REQUIRED TASK:
How many lines in the listing below include the word "yield"? Answer with the number and nothing else.

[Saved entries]
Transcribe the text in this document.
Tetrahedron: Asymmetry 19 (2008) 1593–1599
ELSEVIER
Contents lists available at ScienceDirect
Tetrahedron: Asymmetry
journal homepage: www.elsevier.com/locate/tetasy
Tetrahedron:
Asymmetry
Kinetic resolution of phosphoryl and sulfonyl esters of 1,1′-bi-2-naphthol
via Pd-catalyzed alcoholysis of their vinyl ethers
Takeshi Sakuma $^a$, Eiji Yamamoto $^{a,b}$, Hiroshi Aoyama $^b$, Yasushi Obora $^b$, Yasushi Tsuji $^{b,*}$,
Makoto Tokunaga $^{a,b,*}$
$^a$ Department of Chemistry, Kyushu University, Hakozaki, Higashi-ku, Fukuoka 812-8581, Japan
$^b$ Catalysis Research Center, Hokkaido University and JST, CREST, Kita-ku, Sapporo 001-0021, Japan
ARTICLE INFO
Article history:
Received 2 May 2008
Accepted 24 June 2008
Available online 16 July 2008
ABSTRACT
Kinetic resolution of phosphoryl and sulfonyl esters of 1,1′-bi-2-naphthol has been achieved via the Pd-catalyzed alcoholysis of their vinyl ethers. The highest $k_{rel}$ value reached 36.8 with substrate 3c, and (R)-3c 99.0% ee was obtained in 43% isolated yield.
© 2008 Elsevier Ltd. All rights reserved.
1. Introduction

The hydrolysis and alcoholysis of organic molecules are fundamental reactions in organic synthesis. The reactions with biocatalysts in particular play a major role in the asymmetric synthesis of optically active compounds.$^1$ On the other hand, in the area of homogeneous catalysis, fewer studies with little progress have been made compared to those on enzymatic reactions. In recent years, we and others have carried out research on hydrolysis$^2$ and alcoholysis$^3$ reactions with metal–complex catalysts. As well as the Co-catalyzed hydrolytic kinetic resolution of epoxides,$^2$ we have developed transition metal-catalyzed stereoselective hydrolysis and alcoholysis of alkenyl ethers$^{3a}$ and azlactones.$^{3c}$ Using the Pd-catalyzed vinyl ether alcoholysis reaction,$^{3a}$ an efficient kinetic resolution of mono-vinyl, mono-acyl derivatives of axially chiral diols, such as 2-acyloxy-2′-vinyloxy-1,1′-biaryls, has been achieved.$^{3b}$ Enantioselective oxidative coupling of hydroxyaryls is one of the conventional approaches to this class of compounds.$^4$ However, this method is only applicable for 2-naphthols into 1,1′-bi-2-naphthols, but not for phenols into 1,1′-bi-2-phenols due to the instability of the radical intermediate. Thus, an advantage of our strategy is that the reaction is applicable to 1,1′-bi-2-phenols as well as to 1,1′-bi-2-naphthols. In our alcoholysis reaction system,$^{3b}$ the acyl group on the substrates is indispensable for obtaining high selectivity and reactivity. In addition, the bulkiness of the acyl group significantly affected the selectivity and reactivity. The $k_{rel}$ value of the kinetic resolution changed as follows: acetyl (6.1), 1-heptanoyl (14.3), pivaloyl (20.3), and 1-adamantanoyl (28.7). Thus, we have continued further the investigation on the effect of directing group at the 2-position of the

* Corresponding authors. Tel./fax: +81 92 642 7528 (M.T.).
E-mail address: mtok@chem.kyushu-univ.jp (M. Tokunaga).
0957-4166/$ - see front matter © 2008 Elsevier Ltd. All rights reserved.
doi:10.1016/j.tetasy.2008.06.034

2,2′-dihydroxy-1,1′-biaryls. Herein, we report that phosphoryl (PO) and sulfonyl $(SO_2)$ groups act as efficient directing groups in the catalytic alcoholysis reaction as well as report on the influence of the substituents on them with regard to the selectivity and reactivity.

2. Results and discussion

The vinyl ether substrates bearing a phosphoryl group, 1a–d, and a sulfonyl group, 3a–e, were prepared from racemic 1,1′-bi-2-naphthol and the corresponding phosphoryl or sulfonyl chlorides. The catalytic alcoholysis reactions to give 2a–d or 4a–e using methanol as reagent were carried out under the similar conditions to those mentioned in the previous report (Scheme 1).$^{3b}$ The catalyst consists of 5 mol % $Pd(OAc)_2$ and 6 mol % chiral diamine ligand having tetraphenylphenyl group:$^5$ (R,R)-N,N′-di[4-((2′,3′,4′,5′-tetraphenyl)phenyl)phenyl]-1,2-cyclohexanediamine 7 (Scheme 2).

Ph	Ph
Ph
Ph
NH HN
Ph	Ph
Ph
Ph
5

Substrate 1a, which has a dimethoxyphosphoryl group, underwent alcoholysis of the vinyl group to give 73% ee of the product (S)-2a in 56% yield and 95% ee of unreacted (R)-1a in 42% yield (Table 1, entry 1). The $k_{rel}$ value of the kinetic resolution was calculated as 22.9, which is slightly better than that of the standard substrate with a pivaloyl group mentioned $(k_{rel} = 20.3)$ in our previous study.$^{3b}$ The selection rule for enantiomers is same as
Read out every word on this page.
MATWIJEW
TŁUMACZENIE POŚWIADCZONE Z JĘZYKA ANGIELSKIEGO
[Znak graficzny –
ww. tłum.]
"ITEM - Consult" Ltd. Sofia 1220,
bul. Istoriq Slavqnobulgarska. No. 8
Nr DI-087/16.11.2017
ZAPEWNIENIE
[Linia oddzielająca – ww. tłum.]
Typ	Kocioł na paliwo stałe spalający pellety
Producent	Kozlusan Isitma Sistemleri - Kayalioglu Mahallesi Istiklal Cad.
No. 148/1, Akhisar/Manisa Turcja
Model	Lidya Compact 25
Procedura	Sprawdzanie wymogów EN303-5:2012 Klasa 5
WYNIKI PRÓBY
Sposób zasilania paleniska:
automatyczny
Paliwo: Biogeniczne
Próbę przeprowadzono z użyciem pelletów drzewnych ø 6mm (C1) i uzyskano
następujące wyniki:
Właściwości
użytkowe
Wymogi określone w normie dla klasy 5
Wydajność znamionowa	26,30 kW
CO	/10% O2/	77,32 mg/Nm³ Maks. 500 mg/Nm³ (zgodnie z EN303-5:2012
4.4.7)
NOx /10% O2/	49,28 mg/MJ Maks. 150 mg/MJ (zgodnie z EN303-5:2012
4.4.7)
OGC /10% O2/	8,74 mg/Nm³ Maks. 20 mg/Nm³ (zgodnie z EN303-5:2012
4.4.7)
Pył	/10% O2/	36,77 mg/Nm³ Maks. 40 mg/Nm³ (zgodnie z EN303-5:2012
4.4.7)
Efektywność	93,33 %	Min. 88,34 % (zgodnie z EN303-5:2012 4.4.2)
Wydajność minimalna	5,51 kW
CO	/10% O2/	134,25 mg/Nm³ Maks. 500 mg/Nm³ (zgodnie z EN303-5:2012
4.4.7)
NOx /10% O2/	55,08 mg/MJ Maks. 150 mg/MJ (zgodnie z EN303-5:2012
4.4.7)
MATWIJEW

SOLUTION TO THE EXERCISE:
2